- _GOAL_
Take the data below and repeat it exactly.
— Begin RECORDS PROVIDED —
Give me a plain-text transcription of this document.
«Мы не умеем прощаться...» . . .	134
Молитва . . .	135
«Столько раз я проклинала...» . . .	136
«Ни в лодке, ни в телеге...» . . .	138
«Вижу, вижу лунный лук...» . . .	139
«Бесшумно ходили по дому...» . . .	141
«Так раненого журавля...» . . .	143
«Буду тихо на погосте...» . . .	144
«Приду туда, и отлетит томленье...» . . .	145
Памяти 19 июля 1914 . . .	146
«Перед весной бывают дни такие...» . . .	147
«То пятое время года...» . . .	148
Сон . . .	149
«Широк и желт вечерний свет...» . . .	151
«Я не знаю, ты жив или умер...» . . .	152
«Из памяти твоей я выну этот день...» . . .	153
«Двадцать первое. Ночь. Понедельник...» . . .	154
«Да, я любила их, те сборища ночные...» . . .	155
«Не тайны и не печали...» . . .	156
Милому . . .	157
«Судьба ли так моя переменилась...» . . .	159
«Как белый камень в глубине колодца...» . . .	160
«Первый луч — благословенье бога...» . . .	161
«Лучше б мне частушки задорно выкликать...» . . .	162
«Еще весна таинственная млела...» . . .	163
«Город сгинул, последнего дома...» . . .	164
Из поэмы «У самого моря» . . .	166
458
— End RECORDS PROVIDED —
- _EXERCISE SOLUTION_
Give me a plain-text transcription of this document.
«Мы не умеем прощаться...» . . .	134
Молитва . . .	135
«Столько раз я проклинала...» . . .	136
«Ни в лодке, ни в телеге...» . . .	138
«Вижу, вижу лунный лук...» . . .	139
«Бесшумно ходили по дому...» . . .	141
«Так раненого журавля...» . . .	143
«Буду тихо на погосте...» . . .	144
«Приду туда, и отлетит томленье...» . . .	145
Памяти 19 июля 1914 . . .	146
«Перед весной бывают дни такие...» . . .	147
«То пятое время года...» . . .	148
Сон . . .	149
«Широк и желт вечерний свет...» . . .	151
«Я не знаю, ты жив или умер...» . . .	152
«Из памяти твоей я выну этот день...» . . .	153
«Двадцать первое. Ночь. Понедельник...» . . .	154
«Да, я любила их, те сборища ночные...» . . .	155
«Не тайны и не печали...» . . .	156
Милому . . .	157
«Судьба ли так моя переменилась...» . . .	159
«Как белый камень в глубине колодца...» . . .	160
«Первый луч — благословенье бога...» . . .	161
«Лучше б мне частушки задорно выкликать...» . . .	162
«Еще весна таинственная млела...» . . .	163
«Город сгинул, последнего дома...» . . .	164
Из поэмы «У самого моря» . . .	166
458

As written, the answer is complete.